(Structured figure records)
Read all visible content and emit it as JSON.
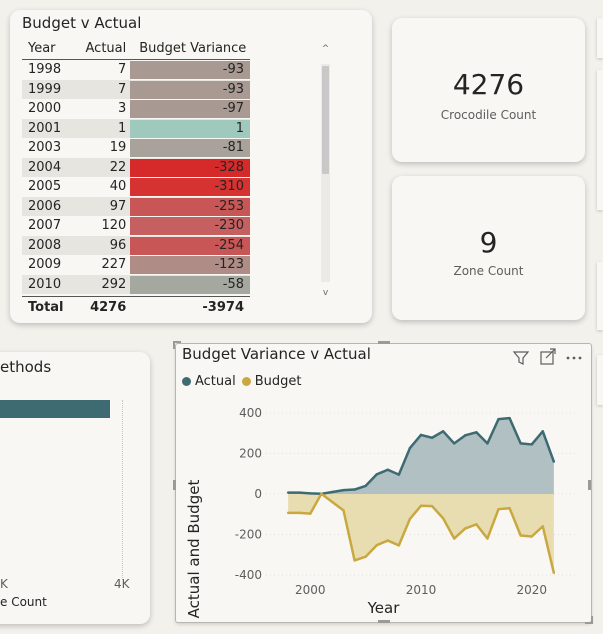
{
  "budget_table": {
    "title": "Budget v Actual",
    "columns": [
      "Year",
      "Actual",
      "Budget Variance"
    ],
    "rows": [
      {
        "year": "1998",
        "actual": "7",
        "variance": "-93",
        "color": "#a89a93"
      },
      {
        "year": "1999",
        "actual": "7",
        "variance": "-93",
        "color": "#a89a93"
      },
      {
        "year": "2000",
        "actual": "3",
        "variance": "-97",
        "color": "#a89a93"
      },
      {
        "year": "2001",
        "actual": "1",
        "variance": "1",
        "color": "#9fc9bd"
      },
      {
        "year": "2003",
        "actual": "19",
        "variance": "-81",
        "color": "#a8a29b"
      },
      {
        "year": "2004",
        "actual": "22",
        "variance": "-328",
        "color": "#d62a2a"
      },
      {
        "year": "2005",
        "actual": "40",
        "variance": "-310",
        "color": "#d63232"
      },
      {
        "year": "2006",
        "actual": "97",
        "variance": "-253",
        "color": "#c95656"
      },
      {
        "year": "2007",
        "actual": "120",
        "variance": "-230",
        "color": "#c65f5f"
      },
      {
        "year": "2008",
        "actual": "96",
        "variance": "-254",
        "color": "#c95656"
      },
      {
        "year": "2009",
        "actual": "227",
        "variance": "-123",
        "color": "#b08c87"
      },
      {
        "year": "2010",
        "actual": "292",
        "variance": "-58",
        "color": "#a4a89e"
      }
    ],
    "total": {
      "label": "Total",
      "actual": "4276",
      "variance": "-3974"
    },
    "scroll_up": "^",
    "scroll_down": "v"
  },
  "crocodile_kpi": {
    "value": "4276",
    "label": "Crocodile Count"
  },
  "zone_kpi": {
    "value": "9",
    "label": "Zone Count"
  },
  "methods_card": {
    "title": "ethods",
    "tick_left": "K",
    "tick_right": "4K",
    "axis_label": "e Count",
    "bar_color": "#3e6a72"
  },
  "variance_chart": {
    "title": "Budget Variance v Actual",
    "legend": [
      {
        "name": "Actual",
        "color": "#3e6a72"
      },
      {
        "name": "Budget",
        "color": "#c9a840"
      }
    ],
    "ylabel": "Actual and Budget",
    "xlabel": "Year",
    "y_ticks": [
      "400",
      "200",
      "0",
      "-200",
      "-400"
    ],
    "x_ticks": [
      "2000",
      "2010",
      "2020"
    ],
    "icons": [
      "filter-icon",
      "focus-mode-icon",
      "more-options-icon"
    ]
  },
  "chart_data": {
    "type": "area",
    "title": "Budget Variance v Actual",
    "xlabel": "Year",
    "ylabel": "Actual and Budget",
    "xlim": [
      1996,
      2024
    ],
    "ylim": [
      -420,
      430
    ],
    "x_ticks": [
      2000,
      2010,
      2020
    ],
    "y_ticks": [
      400,
      200,
      0,
      -200,
      -400
    ],
    "legend": "top-left",
    "series": [
      {
        "name": "Actual",
        "color": "#3e6a72",
        "x": [
          1998,
          1999,
          2000,
          2001,
          2002,
          2003,
          2004,
          2005,
          2006,
          2007,
          2008,
          2009,
          2010,
          2011,
          2012,
          2013,
          2014,
          2015,
          2016,
          2017,
          2018,
          2019,
          2020,
          2021,
          2022
        ],
        "values": [
          7,
          7,
          3,
          1,
          10,
          19,
          22,
          40,
          97,
          120,
          96,
          227,
          292,
          278,
          310,
          250,
          290,
          305,
          250,
          370,
          375,
          250,
          245,
          310,
          160
        ]
      },
      {
        "name": "Budget",
        "color": "#c9a840",
        "x": [
          1998,
          1999,
          2000,
          2001,
          2002,
          2003,
          2004,
          2005,
          2006,
          2007,
          2008,
          2009,
          2010,
          2011,
          2012,
          2013,
          2014,
          2015,
          2016,
          2017,
          2018,
          2019,
          2020,
          2021,
          2022
        ],
        "values": [
          -93,
          -93,
          -97,
          1,
          -40,
          -81,
          -328,
          -310,
          -253,
          -230,
          -254,
          -123,
          -58,
          -60,
          -120,
          -220,
          -170,
          -150,
          -220,
          -75,
          -70,
          -205,
          -210,
          -160,
          -390
        ]
      }
    ]
  }
}
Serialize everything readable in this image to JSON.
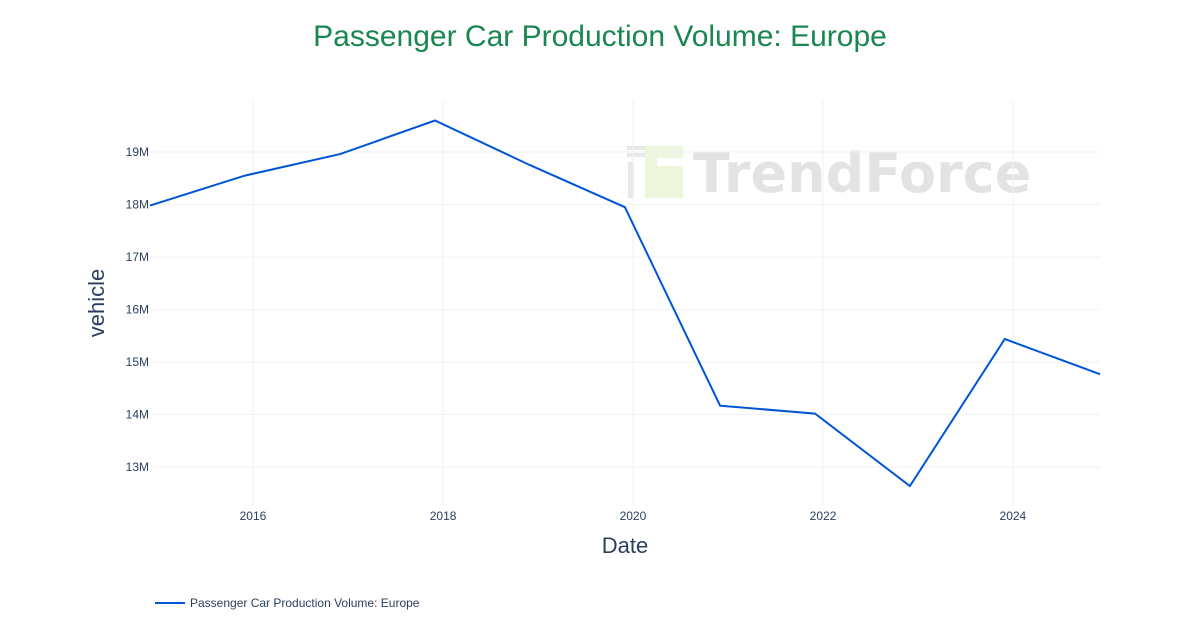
{
  "chart_data": {
    "type": "line",
    "title": "Passenger Car Production Volume: Europe",
    "xlabel": "Date",
    "ylabel": "vehicle",
    "x": [
      "2014-12-01",
      "2015-12-01",
      "2016-12-01",
      "2017-12-01",
      "2018-12-01",
      "2019-12-01",
      "2020-12-01",
      "2021-12-01",
      "2022-12-01",
      "2023-12-01",
      "2024-12-01"
    ],
    "series": [
      {
        "name": "Passenger Car Production Volume: Europe",
        "color": "#0055d4",
        "values": [
          17980000,
          18550000,
          18960000,
          19600000,
          18750000,
          17950000,
          14170000,
          14020000,
          12640000,
          15440000,
          14770000
        ]
      }
    ],
    "xlim": [
      "2014-12-01",
      "2024-12-01"
    ],
    "ylim": [
      12280000,
      19990000
    ],
    "xticks": [
      "2016",
      "2018",
      "2020",
      "2022",
      "2024"
    ],
    "yticks": [
      {
        "v": 13000000,
        "label": "13M"
      },
      {
        "v": 14000000,
        "label": "14M"
      },
      {
        "v": 15000000,
        "label": "15M"
      },
      {
        "v": 16000000,
        "label": "16M"
      },
      {
        "v": 17000000,
        "label": "17M"
      },
      {
        "v": 18000000,
        "label": "18M"
      },
      {
        "v": 19000000,
        "label": "19M"
      }
    ],
    "grid": true,
    "legend": "bottom-left",
    "title_color": "#1a8650"
  },
  "watermark": {
    "text": "TrendForce"
  }
}
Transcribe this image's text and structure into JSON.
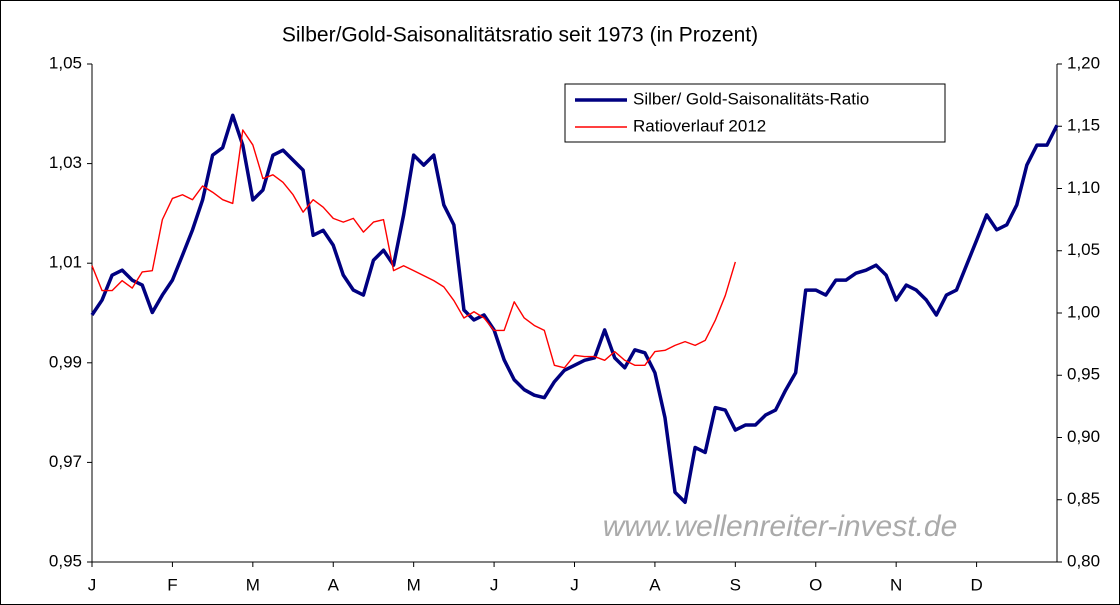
{
  "chart_data": {
    "type": "line",
    "title": "Silber/Gold-Saisonalitätsratio seit 1973 (in Prozent)",
    "watermark": "www.wellenreiter-invest.de",
    "xlim": [
      0,
      96
    ],
    "xticks": [
      {
        "value": 0,
        "label": "J"
      },
      {
        "value": 8,
        "label": "F"
      },
      {
        "value": 16,
        "label": "M"
      },
      {
        "value": 24,
        "label": "A"
      },
      {
        "value": 32,
        "label": "M"
      },
      {
        "value": 40,
        "label": "J"
      },
      {
        "value": 48,
        "label": "J"
      },
      {
        "value": 56,
        "label": "A"
      },
      {
        "value": 64,
        "label": "S"
      },
      {
        "value": 72,
        "label": "O"
      },
      {
        "value": 80,
        "label": "N"
      },
      {
        "value": 88,
        "label": "D"
      }
    ],
    "ylim": [
      0.95,
      1.05
    ],
    "yticks": [
      {
        "value": 0.95,
        "label": "0,95"
      },
      {
        "value": 0.97,
        "label": "0,97"
      },
      {
        "value": 0.99,
        "label": "0,99"
      },
      {
        "value": 1.01,
        "label": "1,01"
      },
      {
        "value": 1.03,
        "label": "1,03"
      },
      {
        "value": 1.05,
        "label": "1,05"
      }
    ],
    "y2lim": [
      0.8,
      1.2
    ],
    "y2ticks": [
      {
        "value": 0.8,
        "label": "0,80"
      },
      {
        "value": 0.85,
        "label": "0,85"
      },
      {
        "value": 0.9,
        "label": "0,90"
      },
      {
        "value": 0.95,
        "label": "0,95"
      },
      {
        "value": 1.0,
        "label": "1,00"
      },
      {
        "value": 1.05,
        "label": "1,05"
      },
      {
        "value": 1.1,
        "label": "1,10"
      },
      {
        "value": 1.15,
        "label": "1,15"
      },
      {
        "value": 1.2,
        "label": "1,20"
      }
    ],
    "legend": "top-right",
    "series": [
      {
        "name": "Silber/ Gold-Saisonalitäts-Ratio",
        "color": "#000080",
        "axis": "y",
        "values": [
          0.9996,
          1.0026,
          1.0076,
          1.0086,
          1.0066,
          1.0056,
          1.0001,
          1.0036,
          1.0066,
          1.0116,
          1.0167,
          1.0227,
          1.0317,
          1.0332,
          1.0397,
          1.0337,
          1.0227,
          1.0247,
          1.0317,
          1.0327,
          1.0307,
          1.0287,
          1.0156,
          1.0166,
          1.0136,
          1.0076,
          1.0046,
          1.0036,
          1.0106,
          1.0126,
          1.0096,
          1.0197,
          1.0317,
          1.0297,
          1.0317,
          1.0217,
          1.0177,
          1.0006,
          0.9986,
          0.9996,
          0.9966,
          0.9906,
          0.9866,
          0.9846,
          0.9835,
          0.983,
          0.9862,
          0.9885,
          0.9895,
          0.9905,
          0.991,
          0.9966,
          0.991,
          0.989,
          0.9926,
          0.992,
          0.988,
          0.979,
          0.964,
          0.962,
          0.973,
          0.972,
          0.981,
          0.9805,
          0.9765,
          0.9775,
          0.9775,
          0.9795,
          0.9805,
          0.9845,
          0.988,
          1.0046,
          1.0046,
          1.0036,
          1.0066,
          1.0066,
          1.008,
          1.0086,
          1.0096,
          1.0076,
          1.0026,
          1.0056,
          1.0046,
          1.0026,
          0.9996,
          1.0036,
          1.0046,
          1.0096,
          1.0146,
          1.0197,
          1.0167,
          1.0177,
          1.0217,
          1.0297,
          1.0337,
          1.0337,
          1.0377
        ]
      },
      {
        "name": "Ratioverlauf 2012",
        "color": "#ff0000",
        "axis": "y2",
        "values": [
          1.038,
          1.018,
          1.018,
          1.026,
          1.02,
          1.033,
          1.034,
          1.075,
          1.092,
          1.095,
          1.091,
          1.102,
          1.097,
          1.091,
          1.088,
          1.147,
          1.135,
          1.108,
          1.111,
          1.105,
          1.095,
          1.081,
          1.091,
          1.085,
          1.076,
          1.073,
          1.076,
          1.065,
          1.073,
          1.075,
          1.034,
          1.038,
          1.034,
          1.03,
          1.026,
          1.021,
          1.01,
          0.996,
          1.001,
          0.996,
          0.986,
          0.986,
          1.009,
          0.996,
          0.99,
          0.986,
          0.958,
          0.956,
          0.966,
          0.965,
          0.965,
          0.962,
          0.969,
          0.962,
          0.958,
          0.958,
          0.969,
          0.97,
          0.974,
          0.977,
          0.974,
          0.978,
          0.994,
          1.014,
          1.041,
          null,
          null,
          null,
          null,
          null,
          null,
          null,
          null,
          null,
          null,
          null,
          null,
          null,
          null,
          null,
          null,
          null,
          null,
          null,
          null,
          null,
          null,
          null,
          null,
          null,
          null,
          null,
          null,
          null,
          null,
          null,
          null
        ]
      }
    ]
  }
}
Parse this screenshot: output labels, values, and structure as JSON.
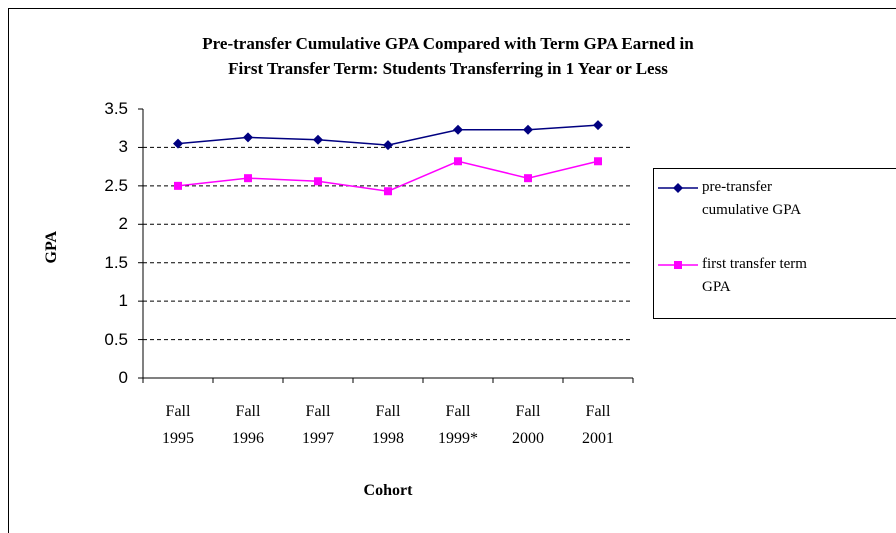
{
  "chart_data": {
    "type": "line",
    "title": "Pre-transfer Cumulative GPA Compared with Term GPA Earned in\nFirst Transfer Term: Students Transferring in 1 Year or Less",
    "x_label": "Cohort",
    "y_label": "GPA",
    "categories": [
      "Fall\n1995",
      "Fall\n1996",
      "Fall\n1997",
      "Fall\n1998",
      "Fall\n1999*",
      "Fall\n2000",
      "Fall\n2001"
    ],
    "series": [
      {
        "name": "pre-transfer\ncumulative GPA",
        "color": "#000080",
        "marker": "diamond",
        "values": [
          3.05,
          3.13,
          3.1,
          3.03,
          3.23,
          3.23,
          3.29
        ]
      },
      {
        "name": "first transfer term\nGPA",
        "color": "#ff00ff",
        "marker": "square",
        "values": [
          2.5,
          2.6,
          2.56,
          2.43,
          2.82,
          2.6,
          2.82
        ]
      }
    ],
    "ylim": [
      0,
      3.5
    ],
    "yticks": [
      0,
      0.5,
      1,
      1.5,
      2,
      2.5,
      3,
      3.5
    ],
    "grid": true,
    "legend": "right"
  }
}
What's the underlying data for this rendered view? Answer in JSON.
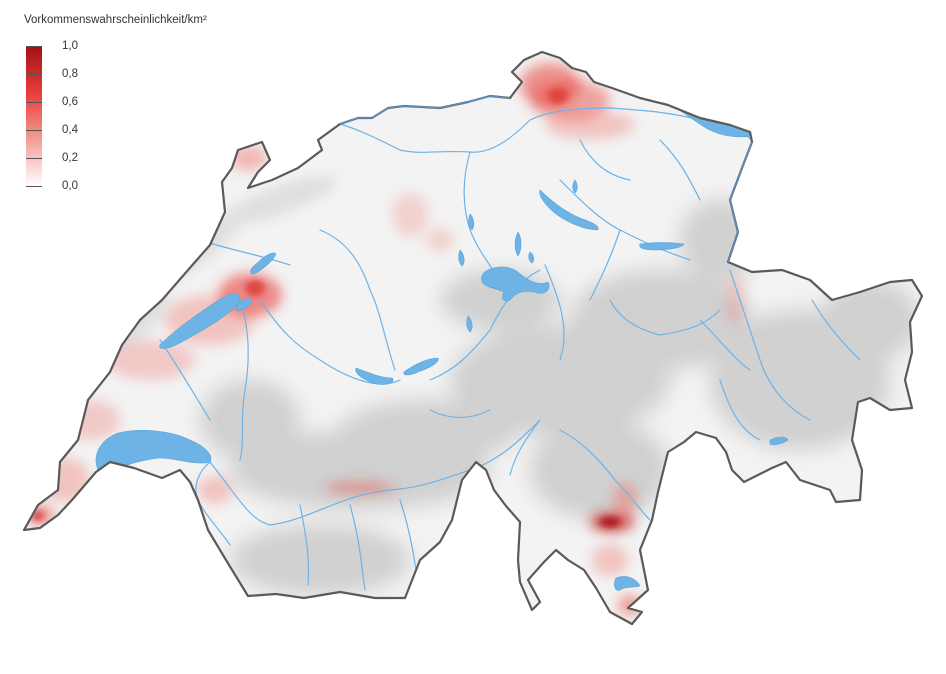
{
  "legend": {
    "title": "Vorkommenswahrscheinlichkeit/km²",
    "ticks": [
      "1,0",
      "0,8",
      "0,6",
      "0,4",
      "0,2",
      "0,0"
    ],
    "color_high": "#a50f15",
    "color_low": "#ffffff"
  },
  "colors": {
    "water": "#6eb3e6",
    "border": "#5a5a5a",
    "terrain": "#f1f1f1",
    "relief": "#b9b9b9",
    "hotspot": "#e8413a"
  }
}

Problem details: Gather each line from the entries above that includes the word "text".

The result:
    "text": "TrendForce"
Transcribe this image's text and structure into JSON.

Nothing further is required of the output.